ZIEL DER ÜBUNG
Bitte führe den unten stehenden Text über die Anklage gegen Piwowarow und die Organisation „Offenes Russland“ im Anschluss an seinen letzten Satz weiter.

AUSZUG ZUM LESEN
========

Die russische Justiz wirft dem 39-jährigen Oppositionspolitiker die Zusammenarbeit mit der kremlkritischen Organisation "Offenes Russland" des Öl-Milliardärs und Kremlkritikers Michal Chodorkowski vor. Piwowarow drohen zwei bis sechs Jahre Haft.

Chodorkowskis NGOs in Russland unerwünscht

Michail ChodorkowskiBild: DW/N. Jolkver

"Offenes Russland" wurde ursprünglich 2001 von Chodorkowski gegründet und agierte nach seiner Verhaftung als Bewegung und loser Verbund regionaler NGOs. Sie engagierten sich in den Bereichen Bildung, Medien und Zivilgesellschaft. Organisationen mit gleichem Namen sind in Großbritannien registriert, wo Chodorkowski seit seiner Freilassung lebt. 2017 wurden sie in Russland zu "unerwünschten Organisationen" erklärt und faktisch verboten. Die russische Dachorganisation versuchte seitdem als selbständige Struktur weiterzumachen, Piwowarow war Geschäftsführer und leitete die regionale Vertretung "Offenes Petersburg". Erst vor wenigen Tagen verkündete er die Auflösung der gesamten Organisation, um Festnahmen vorzubeugen. Offenbar zu spät.

========

ERFASSTE DATEN
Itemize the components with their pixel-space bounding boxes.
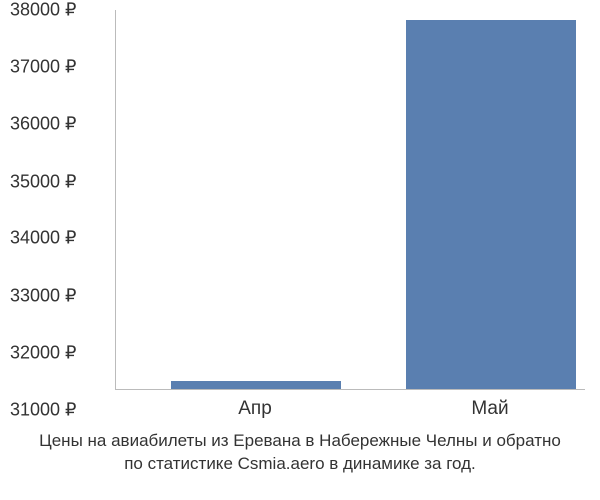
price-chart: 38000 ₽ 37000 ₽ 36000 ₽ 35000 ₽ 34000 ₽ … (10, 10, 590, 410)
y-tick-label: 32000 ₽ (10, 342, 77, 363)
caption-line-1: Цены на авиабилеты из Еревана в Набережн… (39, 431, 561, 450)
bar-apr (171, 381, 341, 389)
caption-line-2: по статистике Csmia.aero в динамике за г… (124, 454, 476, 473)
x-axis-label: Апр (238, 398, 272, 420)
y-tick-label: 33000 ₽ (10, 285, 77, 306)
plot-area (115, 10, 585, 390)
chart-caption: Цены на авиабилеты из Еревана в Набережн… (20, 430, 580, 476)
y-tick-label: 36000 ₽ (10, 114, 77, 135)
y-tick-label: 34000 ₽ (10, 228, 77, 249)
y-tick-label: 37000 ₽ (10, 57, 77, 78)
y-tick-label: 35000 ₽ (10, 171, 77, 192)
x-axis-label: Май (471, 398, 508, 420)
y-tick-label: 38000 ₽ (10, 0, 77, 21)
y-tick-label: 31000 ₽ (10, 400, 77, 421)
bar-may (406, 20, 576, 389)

========

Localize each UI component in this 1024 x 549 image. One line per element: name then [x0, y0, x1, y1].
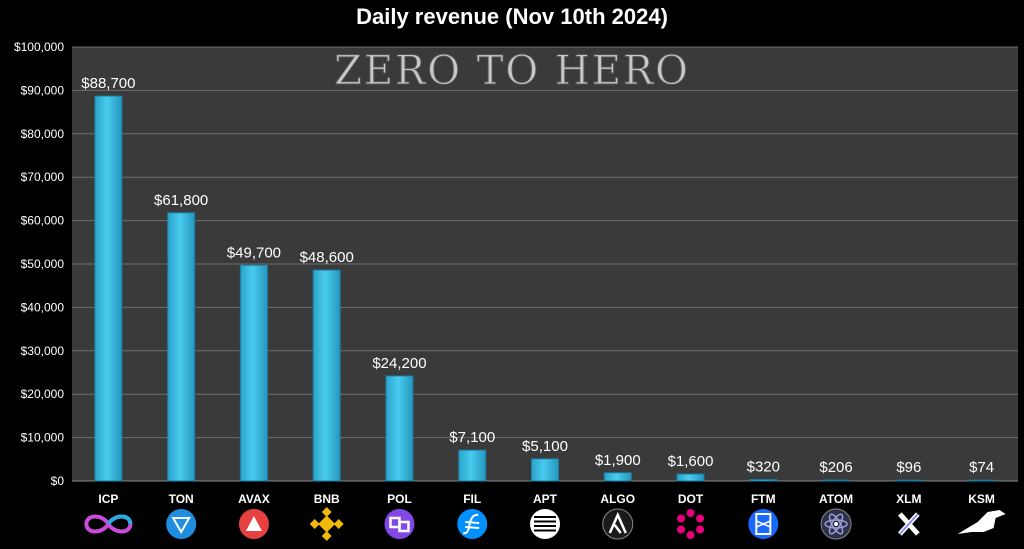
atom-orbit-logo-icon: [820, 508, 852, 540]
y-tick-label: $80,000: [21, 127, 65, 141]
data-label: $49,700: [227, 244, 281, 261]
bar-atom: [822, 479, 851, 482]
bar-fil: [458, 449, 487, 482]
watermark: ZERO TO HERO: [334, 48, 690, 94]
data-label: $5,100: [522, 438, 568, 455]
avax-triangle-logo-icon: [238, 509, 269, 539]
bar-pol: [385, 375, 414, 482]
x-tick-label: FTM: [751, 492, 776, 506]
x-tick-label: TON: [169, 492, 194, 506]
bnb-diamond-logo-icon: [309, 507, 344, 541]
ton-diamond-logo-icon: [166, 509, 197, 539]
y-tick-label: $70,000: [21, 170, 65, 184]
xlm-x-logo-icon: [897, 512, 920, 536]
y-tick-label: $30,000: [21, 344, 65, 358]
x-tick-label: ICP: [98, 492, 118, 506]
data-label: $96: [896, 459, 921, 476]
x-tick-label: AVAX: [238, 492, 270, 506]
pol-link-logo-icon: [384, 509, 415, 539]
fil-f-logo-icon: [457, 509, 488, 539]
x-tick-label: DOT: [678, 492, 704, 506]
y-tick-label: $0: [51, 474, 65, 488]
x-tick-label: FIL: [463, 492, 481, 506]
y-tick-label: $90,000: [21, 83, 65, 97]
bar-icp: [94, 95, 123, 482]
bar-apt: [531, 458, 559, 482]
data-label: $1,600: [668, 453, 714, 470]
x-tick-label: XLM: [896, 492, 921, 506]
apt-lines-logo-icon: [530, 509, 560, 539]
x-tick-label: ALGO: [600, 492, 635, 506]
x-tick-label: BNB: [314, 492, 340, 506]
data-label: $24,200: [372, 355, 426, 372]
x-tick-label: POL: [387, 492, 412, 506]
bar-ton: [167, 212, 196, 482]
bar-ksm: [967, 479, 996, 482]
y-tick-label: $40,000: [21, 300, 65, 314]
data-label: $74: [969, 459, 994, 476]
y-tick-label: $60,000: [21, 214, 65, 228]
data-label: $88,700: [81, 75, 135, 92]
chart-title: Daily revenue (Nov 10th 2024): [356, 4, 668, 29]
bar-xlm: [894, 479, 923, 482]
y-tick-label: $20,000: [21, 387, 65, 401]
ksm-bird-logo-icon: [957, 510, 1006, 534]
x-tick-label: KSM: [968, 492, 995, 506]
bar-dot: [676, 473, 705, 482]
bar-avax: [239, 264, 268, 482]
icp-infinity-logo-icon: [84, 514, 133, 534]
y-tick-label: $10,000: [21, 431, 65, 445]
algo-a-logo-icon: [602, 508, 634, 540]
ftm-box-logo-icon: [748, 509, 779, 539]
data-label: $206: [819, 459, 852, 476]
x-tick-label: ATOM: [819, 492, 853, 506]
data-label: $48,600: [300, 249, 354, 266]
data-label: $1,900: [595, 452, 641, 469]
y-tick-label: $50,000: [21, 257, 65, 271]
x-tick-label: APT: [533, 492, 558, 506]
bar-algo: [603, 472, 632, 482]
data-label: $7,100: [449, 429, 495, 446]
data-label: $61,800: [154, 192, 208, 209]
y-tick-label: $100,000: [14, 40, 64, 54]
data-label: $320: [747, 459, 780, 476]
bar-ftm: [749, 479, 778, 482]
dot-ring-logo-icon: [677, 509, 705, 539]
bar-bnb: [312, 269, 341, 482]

========

DAS ERGEBNIS
Von St. Petersburg wurde Piwowarow am Dienstag nach Krasnodar in Südrussland gebracht, wo ihm der Prozess droht. Über die Hintergründe der Verlegung wird spekuliert. Nach offiziellen Angaben wird Piwowarow Werbung für eine unerwünschte Organisation im August 2020 vorgeworfen. Tatiana Usmanowa hat eine Vermutung: Piwowarow habe sich unter anderen auf Facebook für eine ehemalige Koordinatorin von "Offenes Russland" in Krasnodar engagiert, die verurteilt wurde. Wie auch in ihrem Fall wurde Piwowarow zunächst zweimal wegen einer Ordnungswidrigkeit zu einer Geldstrafe verurteilt. Nun drohen ihm strafrechtliche Konsequenzen. 

Zuletzt trat Piwowarow als YouTuber auf und nahm an Protesten für die Freilassung des Oppositionspolitikers Alexej Nawalny teil. Seine Wohnung wurde nach der Festnahme durchsucht.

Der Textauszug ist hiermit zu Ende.